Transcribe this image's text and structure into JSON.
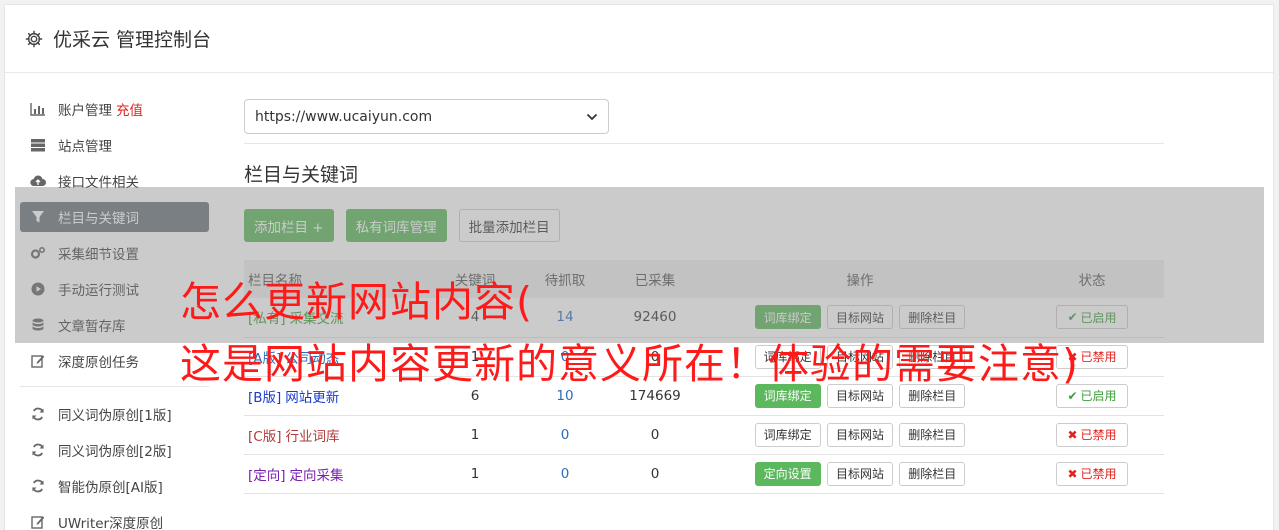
{
  "header": {
    "title": "优采云 管理控制台",
    "icon": "gear-icon"
  },
  "sidebar": {
    "items": [
      {
        "label": "账户管理",
        "extra": "充值",
        "icon": "bar-chart-icon"
      },
      {
        "label": "站点管理",
        "icon": "server-icon"
      },
      {
        "label": "接口文件相关",
        "icon": "cloud-upload-icon"
      },
      {
        "label": "栏目与关键词",
        "icon": "filter-icon",
        "active": true
      },
      {
        "label": "采集细节设置",
        "icon": "gears-icon"
      },
      {
        "label": "手动运行测试",
        "icon": "play-circle-icon"
      },
      {
        "label": "文章暂存库",
        "icon": "database-icon"
      },
      {
        "label": "深度原创任务",
        "icon": "edit-icon"
      }
    ],
    "items2": [
      {
        "label": "同义词伪原创[1版]",
        "icon": "refresh-icon"
      },
      {
        "label": "同义词伪原创[2版]",
        "icon": "refresh-icon"
      },
      {
        "label": "智能伪原创[AI版]",
        "icon": "refresh-icon"
      },
      {
        "label": "UWriter深度原创",
        "icon": "edit-icon"
      }
    ]
  },
  "site_select": {
    "value": "https://www.ucaiyun.com"
  },
  "section_title": "栏目与关键词",
  "toolbar": {
    "add_column": "添加栏目 +",
    "private_lib": "私有词库管理",
    "batch_add": "批量添加栏目"
  },
  "table": {
    "headers": [
      "栏目名称",
      "关键词",
      "待抓取",
      "已采集",
      "操作",
      "状态"
    ],
    "rows": [
      {
        "tag": "[私有]",
        "name": "采集交流",
        "color": "#3c9d3c",
        "keywords": "4",
        "pending": "14",
        "collected": "92460",
        "op1": "词库绑定",
        "op1_green": true,
        "op2": "目标网站",
        "op3": "删除栏目",
        "status": "已启用",
        "enabled": true
      },
      {
        "tag": "[A版]",
        "name": "公司动态",
        "color": "#2a6ebb",
        "keywords": "1",
        "pending": "0",
        "collected": "0",
        "op1": "词库绑定",
        "op1_green": false,
        "op2": "目标网站",
        "op3": "删除栏目",
        "status": "已禁用",
        "enabled": false
      },
      {
        "tag": "[B版]",
        "name": "网站更新",
        "color": "#1a3ccc",
        "keywords": "6",
        "pending": "10",
        "collected": "174669",
        "op1": "词库绑定",
        "op1_green": true,
        "op2": "目标网站",
        "op3": "删除栏目",
        "status": "已启用",
        "enabled": true
      },
      {
        "tag": "[C版]",
        "name": "行业词库",
        "color": "#b03a3a",
        "keywords": "1",
        "pending": "0",
        "collected": "0",
        "op1": "词库绑定",
        "op1_green": false,
        "op2": "目标网站",
        "op3": "删除栏目",
        "status": "已禁用",
        "enabled": false
      },
      {
        "tag": "[定向]",
        "name": "定向采集",
        "color": "#7a1fb0",
        "keywords": "1",
        "pending": "0",
        "collected": "0",
        "op1": "定向设置",
        "op1_green": true,
        "op2": "目标网站",
        "op3": "删除栏目",
        "status": "已禁用",
        "enabled": false
      }
    ]
  },
  "overlay": {
    "line1": "怎么更新网站内容(",
    "line2": "这是网站内容更新的意义所在！体验的需要注意)"
  },
  "colors": {
    "green": "#5cb85c",
    "active_side": "#6c757d",
    "overlay_text": "#ff1a1a",
    "enabled": "#3c9d3c",
    "disabled": "#e0231f"
  }
}
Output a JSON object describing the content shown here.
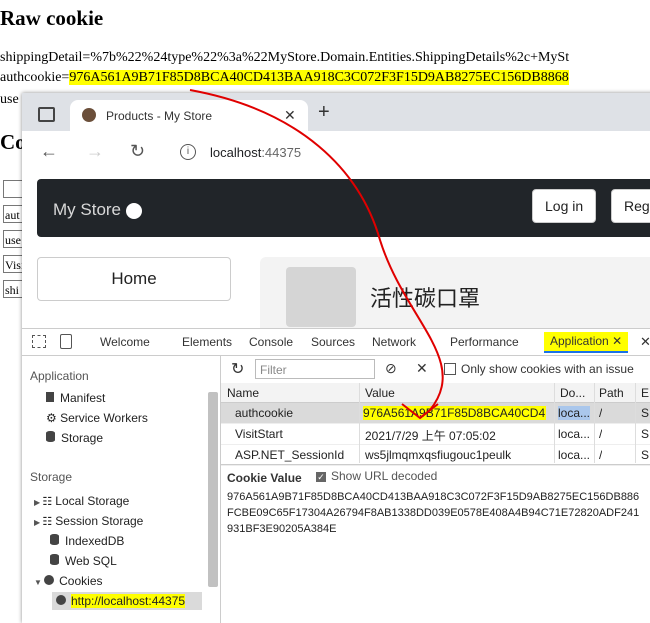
{
  "bg": {
    "title": "Raw cookie",
    "line1": "shippingDetail=%7b%22%24type%22%3a%22MyStore.Domain.Entities.ShippingDetails%2c+MySt",
    "line2_prefix": "authcookie=",
    "line2_value": "976A561A9B71F85D8BCA40CD413BAA918C3C072F3F15D9AB8275EC156DB8868",
    "line3": "use",
    "h2": "Co",
    "cells": [
      "",
      "aut",
      "use",
      "Visi",
      "shi"
    ]
  },
  "browser": {
    "tab_title": "Products - My Store",
    "url_host": "localhost",
    "url_port": ":44375"
  },
  "site": {
    "brand": "My Store",
    "login": "Log in",
    "register": "Reg",
    "home": "Home",
    "product_name": "活性碳口罩"
  },
  "devtools": {
    "tabs": [
      "Welcome",
      "Elements",
      "Console",
      "Sources",
      "Network",
      "Performance",
      "Application"
    ],
    "sidebar": {
      "application_header": "Application",
      "app_items": [
        "Manifest",
        "Service Workers",
        "Storage"
      ],
      "storage_header": "Storage",
      "storage_items": [
        "Local Storage",
        "Session Storage",
        "IndexedDB",
        "Web SQL",
        "Cookies"
      ],
      "cookie_origin": "http://localhost:44375"
    },
    "filter_placeholder": "Filter",
    "only_issue_label": "Only show cookies with an issue",
    "columns": [
      "Name",
      "Value",
      "Do...",
      "Path",
      "E"
    ],
    "rows": [
      {
        "name": "authcookie",
        "value": "976A561A9B71F85D8BCA40CD4...",
        "domain": "loca...",
        "path": "/",
        "e": "S"
      },
      {
        "name": "VisitStart",
        "value": "2021/7/29 上午 07:05:02",
        "domain": "loca...",
        "path": "/",
        "e": "S"
      },
      {
        "name": "ASP.NET_SessionId",
        "value": "ws5jlmqmxqsfiugouc1peulk",
        "domain": "loca...",
        "path": "/",
        "e": "S"
      }
    ],
    "cookie_value_title": "Cookie Value",
    "show_url_decoded": "Show URL decoded",
    "cookie_value_lines": [
      "976A561A9B71F85D8BCA40CD413BAA918C3C072F3F15D9AB8275EC156DB886",
      "FCBE09C65F17304A26794F8AB1338DD039E0578E408A4B94C71E72820ADF241",
      "931BF3E90205A384E"
    ]
  },
  "colors": {
    "highlight": "#ffff00",
    "arrow": "#e00000",
    "site_header": "#212529"
  }
}
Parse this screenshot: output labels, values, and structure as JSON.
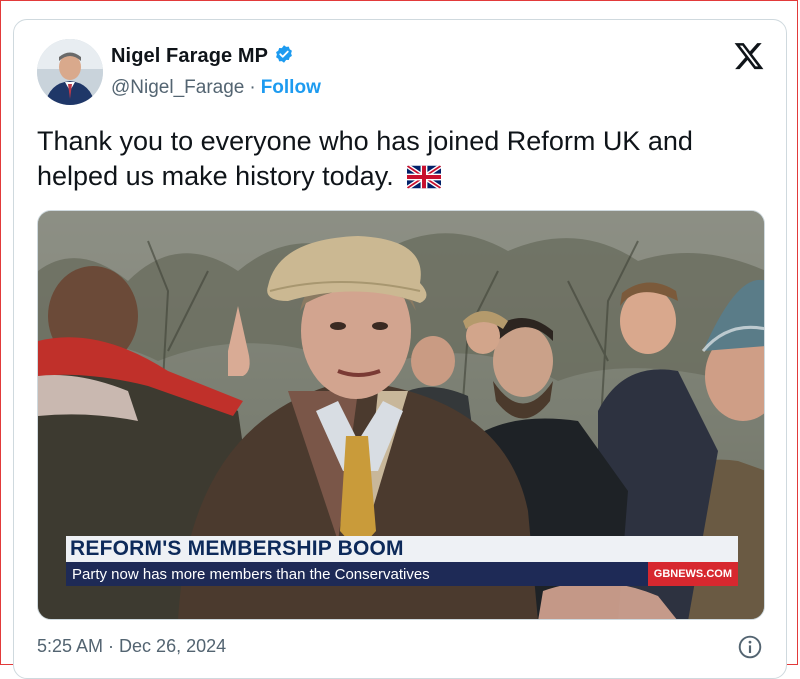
{
  "tweet": {
    "author": {
      "display_name": "Nigel Farage MP",
      "handle": "@Nigel_Farage",
      "verified_icon": "verified-badge-icon",
      "separator": "·",
      "follow_label": "Follow"
    },
    "text": "Thank you to everyone who has joined Reform UK and helped us make history today.",
    "emoji": "union-jack-flag",
    "media": {
      "headline": "REFORM'S MEMBERSHIP BOOM",
      "subline": "Party now has more members than the Conservatives",
      "network": "GBNEWS.COM"
    },
    "time": "5:25 AM",
    "time_separator": "·",
    "date": "Dec 26, 2024"
  },
  "icons": {
    "platform_logo": "x-logo-icon",
    "info": "info-icon"
  },
  "colors": {
    "accent": "#1d9bf0",
    "text": "#0f1419",
    "secondary_text": "#536471",
    "border": "#cfd9de",
    "outer_border": "#e23a3a",
    "headline_bg": "#eef1f5",
    "headline_text": "#0d2a5a",
    "subline_bg": "#1e2a56",
    "network_badge": "#d7282f"
  }
}
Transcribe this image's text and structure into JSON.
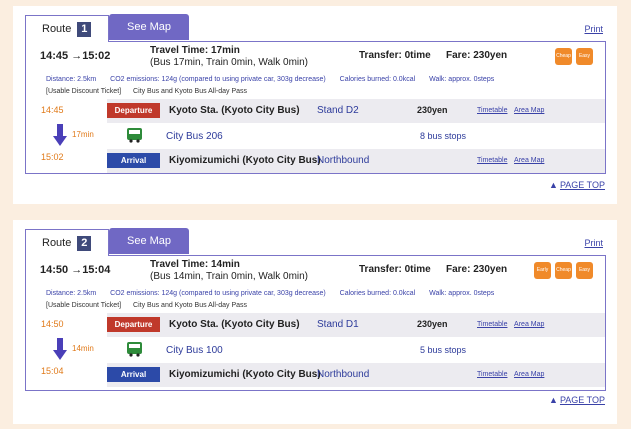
{
  "routes": [
    {
      "tab_label": "Route",
      "number": "1",
      "map_label": "See Map",
      "print_label": "Print",
      "time_range": "14:45 →15:02",
      "travel_time": "Travel Time: 17min",
      "breakdown": "(Bus 17min, Train 0min, Walk 0min)",
      "transfer": "Transfer: 0time",
      "fare": "Fare: 230yen",
      "badges": [
        "Cheap",
        "Easy"
      ],
      "distance": "Distance: 2.5km",
      "co2": "CO2 emissions: 124g (compared to using private car, 303g decrease)",
      "calories": "Calories burned: 0.0kcal",
      "walk": "Walk: approx. 0steps",
      "discount_label": "[Usable Discount Ticket]",
      "discount_value": "City Bus and Kyoto Bus All-day Pass",
      "departure_time": "14:45",
      "departure_label": "Departure",
      "departure_station": "Kyoto Sta. (Kyoto City Bus)",
      "departure_stand": "Stand D2",
      "leg_fare": "230yen",
      "timetable_link": "Timetable",
      "area_map_link": "Area Map",
      "duration": "17min",
      "bus_line": "City Bus 206",
      "stops": "8 bus stops",
      "arrival_time": "15:02",
      "arrival_label": "Arrival",
      "arrival_station": "Kiyomizumichi (Kyoto City Bus)",
      "arrival_direction": "Northbound",
      "page_top": "PAGE TOP"
    },
    {
      "tab_label": "Route",
      "number": "2",
      "map_label": "See Map",
      "print_label": "Print",
      "time_range": "14:50 →15:04",
      "travel_time": "Travel Time: 14min",
      "breakdown": "(Bus 14min, Train 0min, Walk 0min)",
      "transfer": "Transfer: 0time",
      "fare": "Fare: 230yen",
      "badges": [
        "Early",
        "Cheap",
        "Easy"
      ],
      "distance": "Distance: 2.5km",
      "co2": "CO2 emissions: 124g (compared to using private car, 303g decrease)",
      "calories": "Calories burned: 0.0kcal",
      "walk": "Walk: approx. 0steps",
      "discount_label": "[Usable Discount Ticket]",
      "discount_value": "City Bus and Kyoto Bus All-day Pass",
      "departure_time": "14:50",
      "departure_label": "Departure",
      "departure_station": "Kyoto Sta. (Kyoto City Bus)",
      "departure_stand": "Stand D1",
      "leg_fare": "230yen",
      "timetable_link": "Timetable",
      "area_map_link": "Area Map",
      "duration": "14min",
      "bus_line": "City Bus 100",
      "stops": "5 bus stops",
      "arrival_time": "15:04",
      "arrival_label": "Arrival",
      "arrival_station": "Kiyomizumichi (Kyoto City Bus)",
      "arrival_direction": "Northbound",
      "page_top": "PAGE TOP"
    }
  ],
  "colors": {
    "accent": "#7068c4",
    "departure": "#c0392b",
    "arrival": "#2c4aa8",
    "badge": "#f08a2a",
    "time_orange": "#e07a1a"
  }
}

▬▬▬▬▬▬▬▬▬▬

* **AIM**
Return every line above in which the string "Travel" occurs.

* **SOLUTION BELOW**
      "travel_time": "Travel Time: 17min",
      "travel_time": "Travel Time: 14min",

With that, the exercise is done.